> _PROBLEM STATEMENT_
Identify all lines in the data containing the string "INSERT". Copy them out.

(Stored records)
>>>

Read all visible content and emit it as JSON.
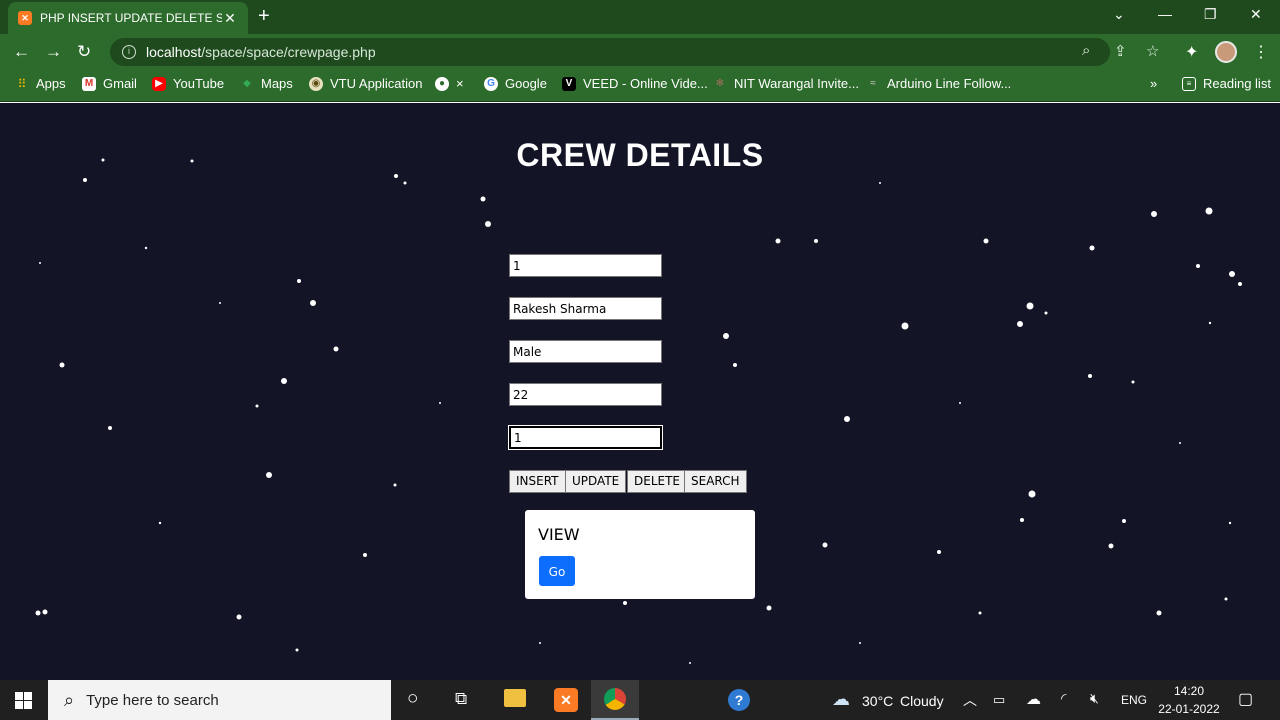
{
  "browser": {
    "tab_title": "PHP INSERT UPDATE DELETE SEA",
    "tab_favicon": "xampp-icon",
    "url_host": "localhost",
    "url_path": "/space/space/crewpage.php",
    "bookmarks": [
      {
        "label": "Apps",
        "icon": "apps-grid-icon"
      },
      {
        "label": "Gmail",
        "icon": "gmail-icon"
      },
      {
        "label": "YouTube",
        "icon": "youtube-icon"
      },
      {
        "label": "Maps",
        "icon": "maps-icon"
      },
      {
        "label": "VTU Application",
        "icon": "vtu-icon"
      },
      {
        "label": "×",
        "icon": "globe-icon"
      },
      {
        "label": "Google",
        "icon": "google-icon"
      },
      {
        "label": "VEED - Online Vide...",
        "icon": "veed-icon"
      },
      {
        "label": "NIT Warangal Invite...",
        "icon": "nitw-icon"
      },
      {
        "label": "Arduino Line Follow...",
        "icon": "arduino-icon"
      }
    ],
    "overflow_label": "»",
    "reading_list": "Reading list"
  },
  "page": {
    "heading": "CREW DETAILS",
    "fields": {
      "crew_id": "1",
      "name": "Rakesh Sharma",
      "gender": "Male",
      "age": "22",
      "last": "1"
    },
    "buttons": {
      "insert": "INSERT",
      "update": "UPDATE",
      "delete": "DELETE",
      "search": "SEARCH"
    },
    "view_card": {
      "title": "VIEW",
      "go_label": "Go"
    },
    "colors": {
      "accent": "#0d6efd",
      "background": "#141427",
      "chrome": "#2c6b2c"
    }
  },
  "taskbar": {
    "search_placeholder": "Type here to search",
    "weather_temp": "30°C",
    "weather_text": "Cloudy",
    "language": "ENG",
    "time": "14:20",
    "date": "22-01-2022"
  }
}
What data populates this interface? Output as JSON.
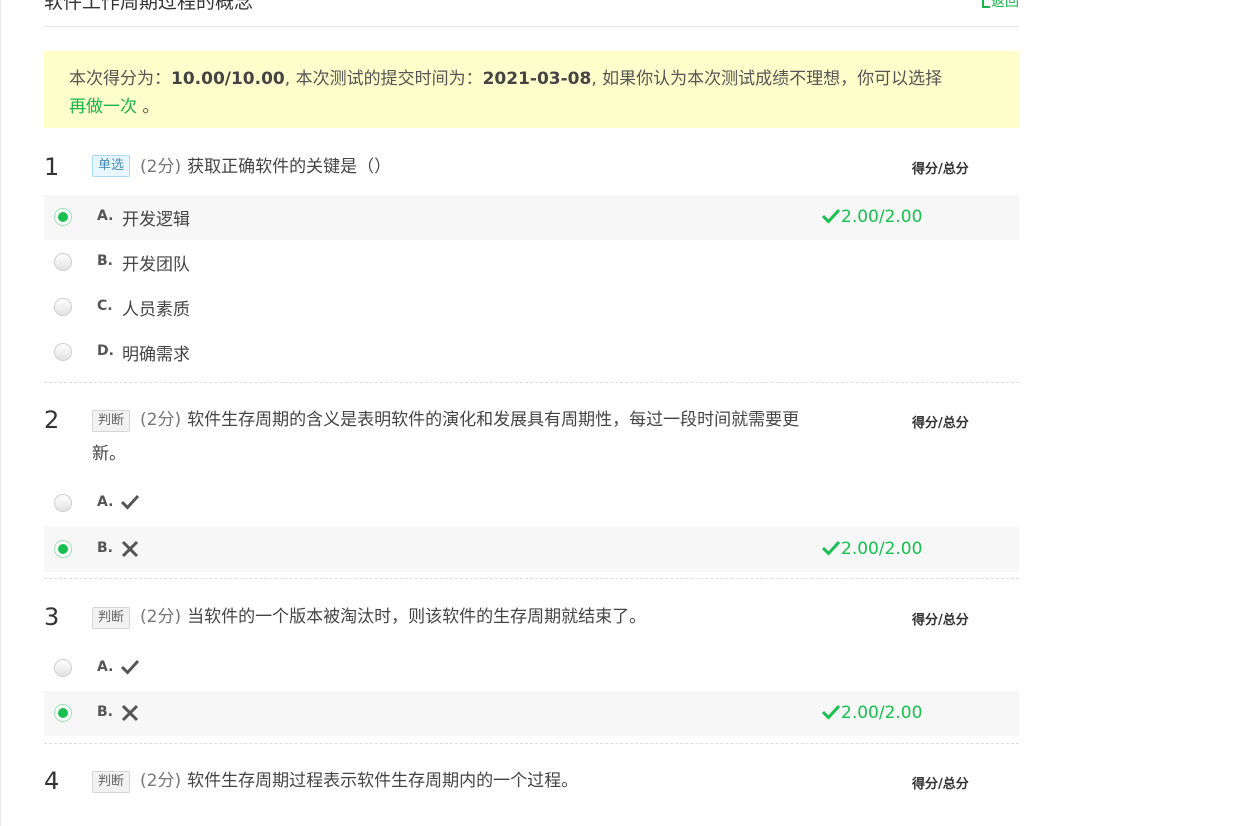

<<<

> _OUTPUT OF THE EXERCISE_
    "tab_title": "PHP INSERT UPDATE DELETE SEA",
      "insert": "INSERT",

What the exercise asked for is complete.